Consigne
Reprenez, s'il vous plaît, le texte ci-dessous sur l'engagement politique au Sénégal et poursuivez-le après sa dernière phrase.

===== Extrait du texte =====

La prolifération de partis politiques, les phénomènes complexes de transhumance et certaines pratiques politiques dévalorisent la République et freinent l'émergence.

Dans un contexte général de fortes interrogations où la majorité de nos concitoyens s'inquiète de leur avenir, celui de leurs enfants, où la désespérance gagne du terrain alors même que le Sénégal explore des voies nouvelles pour son émergence (PSE), son développement, il est nécessaire, ne serait-ce que par clairvoyance, par décence et par respect, de nous interroger sur le sens de l'engagement politique.
Pour rappel, faire de la politique, c'est mettre son talent au service de la chose publique. C'est essayer d'améliorer la vie des gens. C'est donc servir. Mais, c'est aussi des idées, des rêves à faire-valoir, des valeurs auxquelles il faut adhérer, celles du devoir, de l'exemplarité, de l'éthique dans les modes de fonctionnement, dans l'exercice des responsabilités, pour restaurer l'indispensable confiance entre gouvernants, gouvernés et préserver ce pays du mysticisme dans lequel veulent nous enfermer des esprits soi-disant éclairés.
Une analyse de l'environnement politique actuel et des comportements des uns et des autres permet de se rendre compte que nous sommes encore loin de cette façon de voir les choses, en dépit des engagements pris et des ruptures annoncées. De vieux réflexes perdurent et ne tirent pas la politique vers le haut. Cette dernière est marquée du sceau de l'opportunisme, de l'impuissance, de la "house of cardisation" insidieuse. Plus soucieuse de l'hypocrisie, de la démagogie, du verbiage, de la langue de bois, elle apparait davantage comme un tremplin, une forme de promotion sociale, voire le chemin le plus court pour accéder à la "richesse", aux "honneurs" qui plus est sans l'honneur.

===== Bloc de données =====

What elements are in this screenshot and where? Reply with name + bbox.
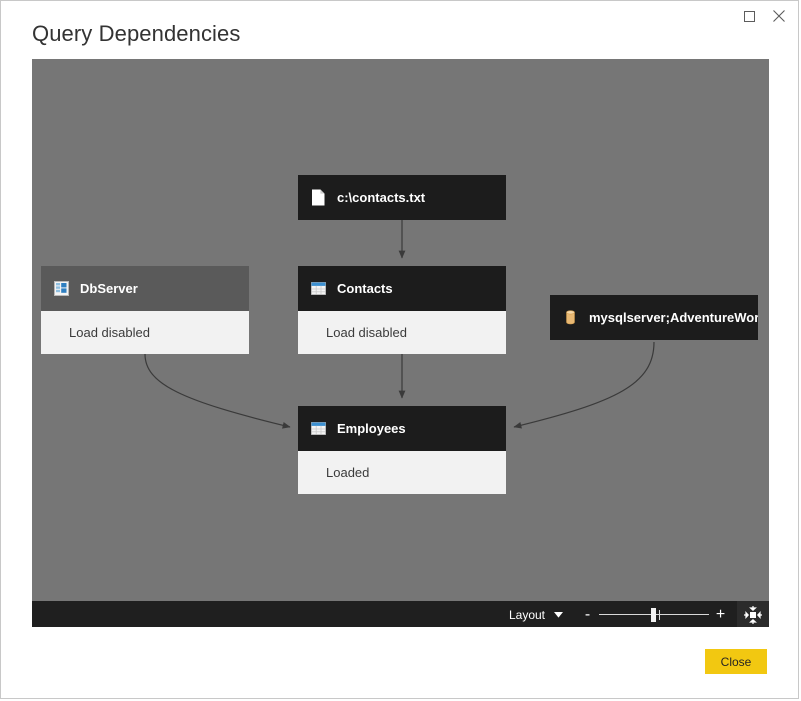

=====

Réponse
C'est pourquoi le débat politique tend à se limiter à l'invective, aux injures et aux menaces, ce qui n'est pas sans rapport avec l'impuissance idéologique. Soyons clairs, ces faits ne sont pas l'apanage de tous les politiques, fort heureusement ! Mais, la facilité avec laquelle certains responsables politiques renient leurs convictions, "transhument" entre l'opposition et le pouvoir, glorifient leurs adversaires d'hier et se livrent, du fait de stratégies politiques, à des alliances improbables, voire problématiques et contreproductives à long terme, même si le dialogue et le consensus sont nécessaires, montre les failles d'un système qui ne fait que reproduire les mêmes erreurs et ignorer les leçons du passé. Un passé qui, si on n'y prend garde, risque de rejaillir et bouleverser un quotidien rempli d'attentes qui nourrissent autant de facteurs de déstabilisation, de déclencheurs de crise, que de catalyseurs d'injustice qui n'attendent que l'étincelle qui les fera exploser.
Aucune stratégie de développement ne peut se poursuivre quand la majorité des jeunes est au chômage, quand l'éducation et l'innovation fonctionnent mal, quand se soigner convenablement devient un calvaire, quand la confiance en l'état de droit et en une administration de la justice égale pour tous est incertaine, quand un gouvernement manque de transparence. Assurément, les gouvernements qui protègent ces droits sont finalement plus stables, plus sûrs et réussissent mieux dans la voie de la reprise économique, de la cohésion sociale. Méfions-nous, l'Histoire a toujours un pied dans le présent.
Avec environ deux cent vingt-huit partis politiques, le Sénégal fait montre, pour certains observateurs, d'une réelle vitalité démocratique. Ce qui est incontestable. Mais, au-delà de ce constat et au regard des comportements cités précédemment, puis des maux dont souffre aujourd'hui le pays, maux qui sont - en partie - causés par les incohérences et l'échec des stratégies mises en œuvre par ces mêmes hommes politiques, nous sommes en droit de nous demander si cette prolifération de partis est l'expression d'un engagement "désintéressé".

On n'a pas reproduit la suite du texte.